_STORED RECORDS_.
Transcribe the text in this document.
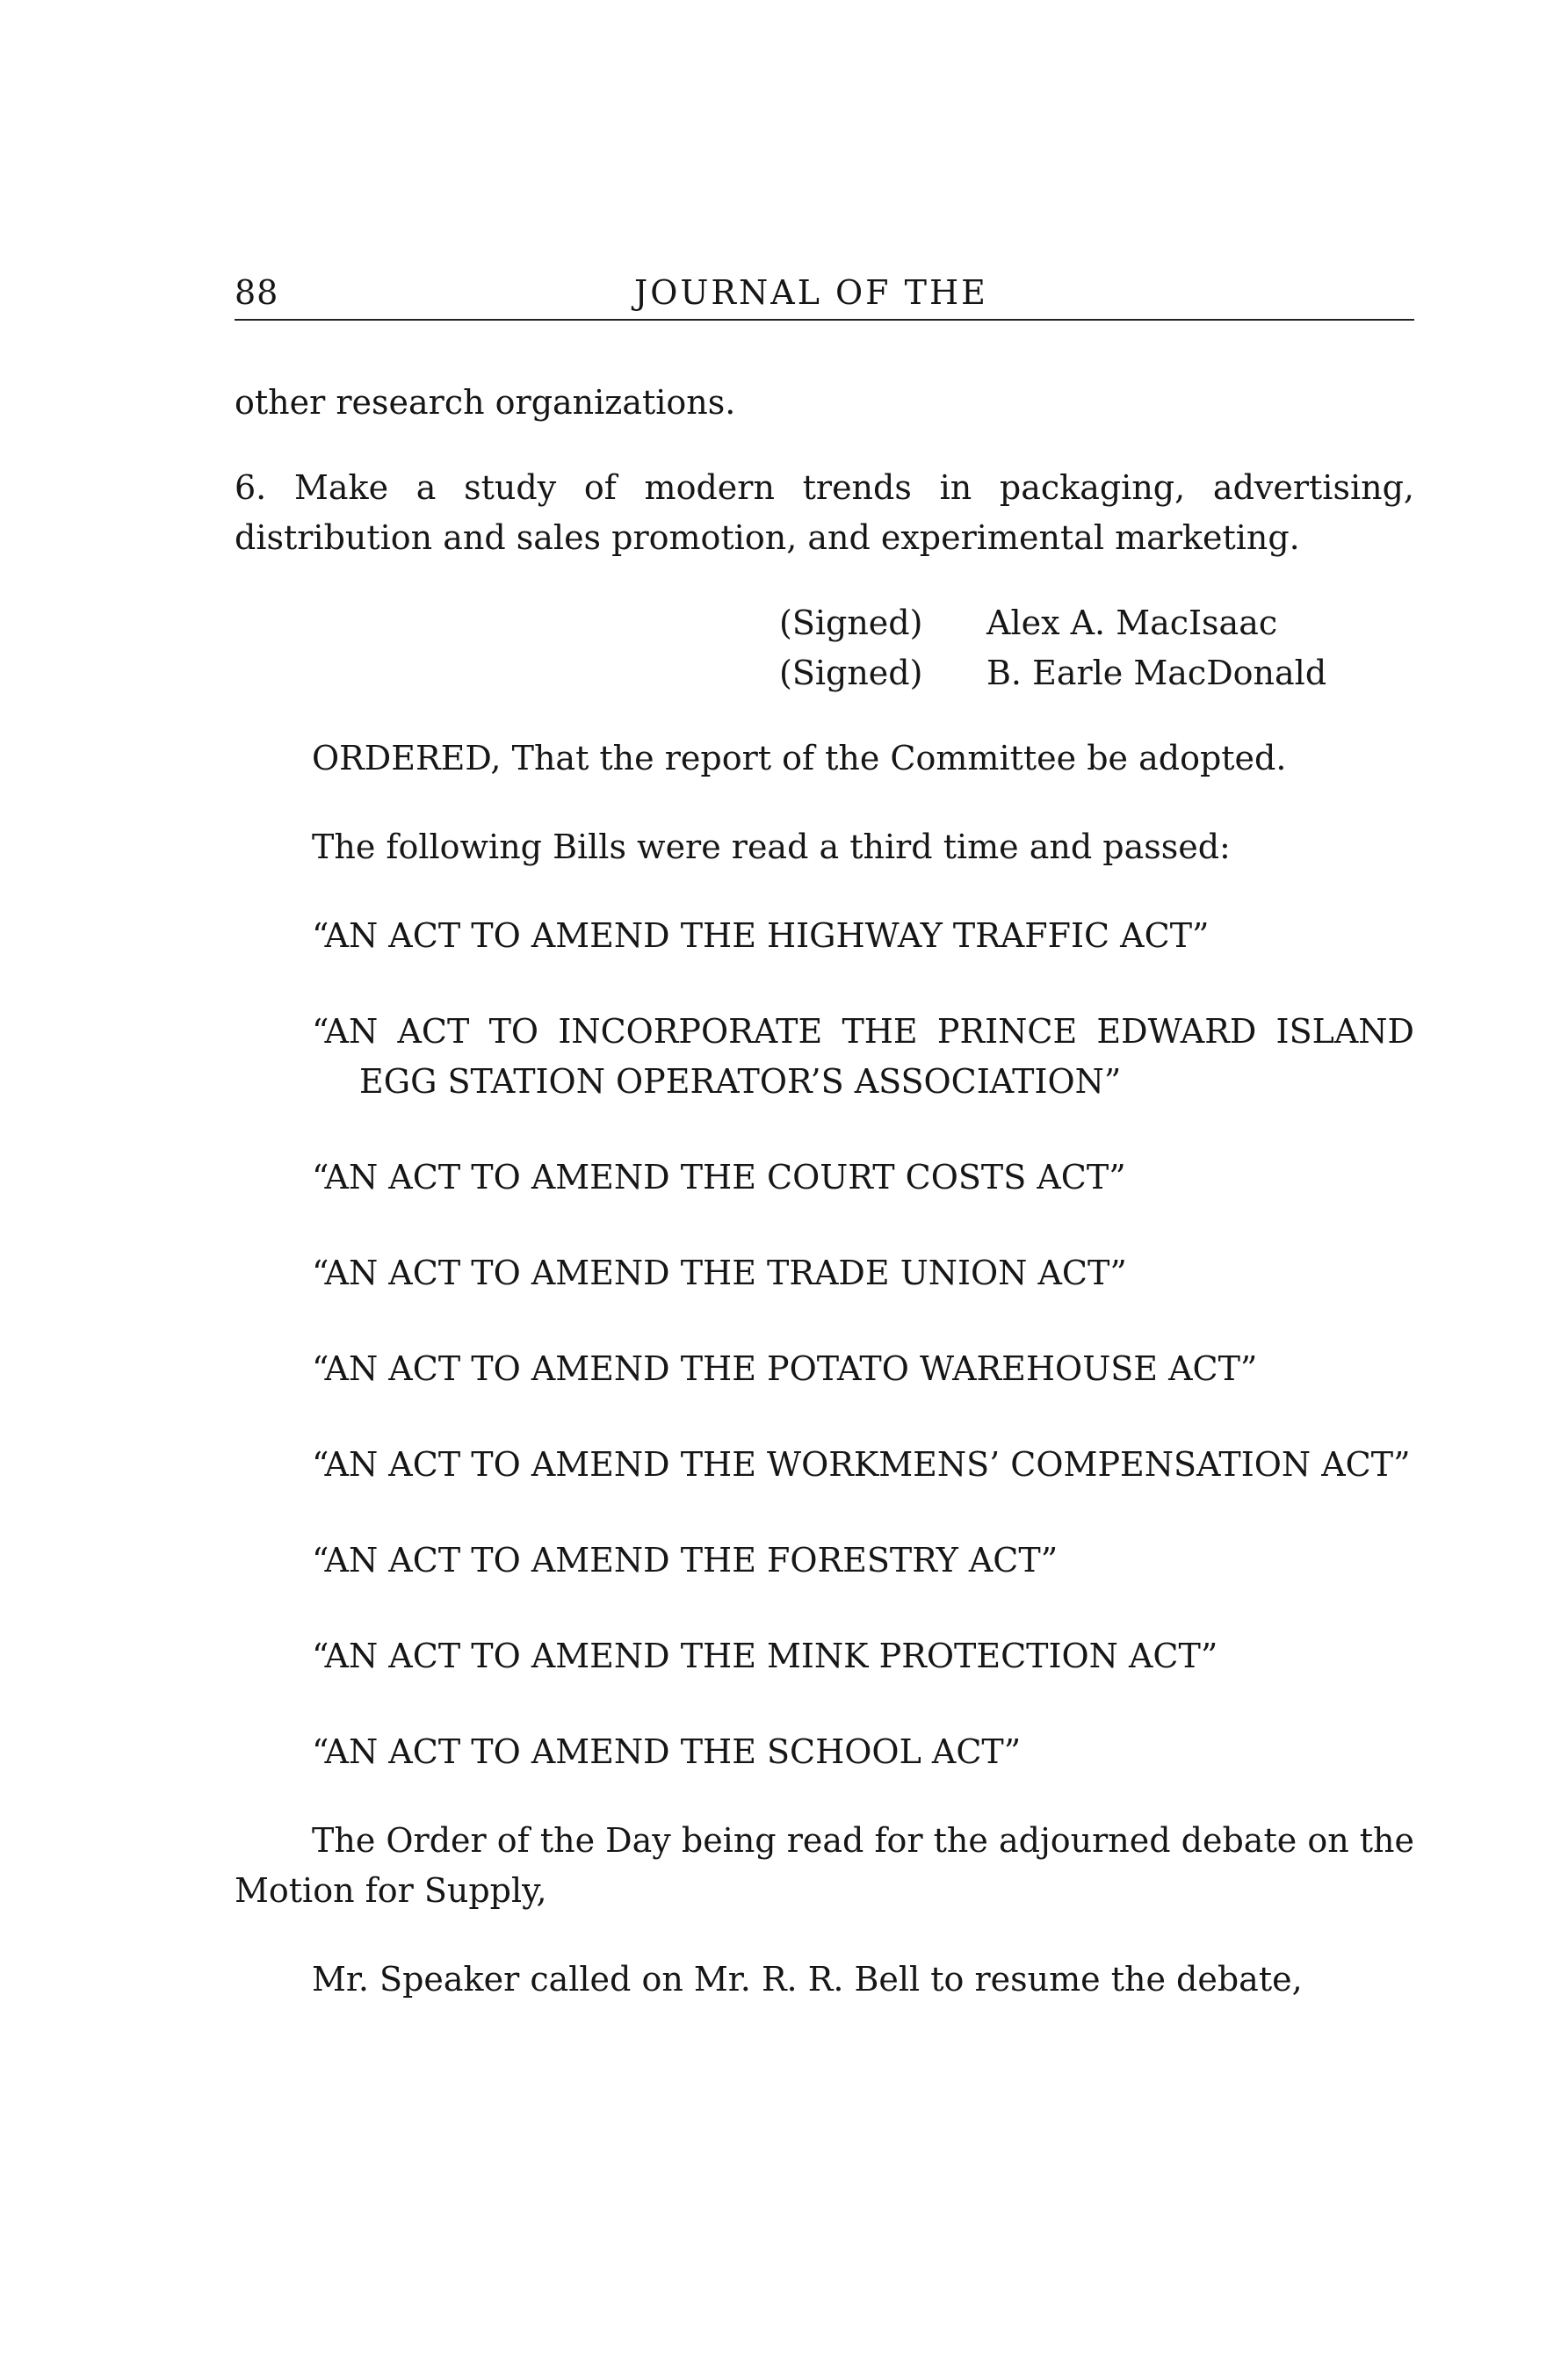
88	JOURNAL OF THE

other research organizations.

6. Make a study of modern trends in packaging, advertising, distribution and sales promotion, and experimental marketing.

(Signed) Alex A. MacIsaac

(Signed) B. Earle MacDonald

ORDERED, That the report of the Committee be adopted.

The following Bills were read a third time and passed:

“AN ACT TO AMEND THE HIGHWAY TRAFFIC ACT”

“AN ACT TO INCORPORATE THE PRINCE EDWARD ISLAND EGG STATION OPERATOR’S ASSOCIATION”

“AN ACT TO AMEND THE COURT COSTS ACT”

“AN ACT TO AMEND THE TRADE UNION ACT”

“AN ACT TO AMEND THE POTATO WAREHOUSE ACT”

“AN ACT TO AMEND THE WORKMENS’ COMPENSATION ACT”

“AN ACT TO AMEND THE FORESTRY ACT”

“AN ACT TO AMEND THE MINK PROTECTION ACT”

“AN ACT TO AMEND THE SCHOOL ACT”

The Order of the Day being read for the adjourned debate on the Motion for Supply,

Mr. Speaker called on Mr. R. R. Bell to resume the debate,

_WHAT IS BEING ASKED_. Among the entries above, how many lines include the word "AMEND"? Give the number with no comment.

_SOLUTION TO THE EXERCISE_. 8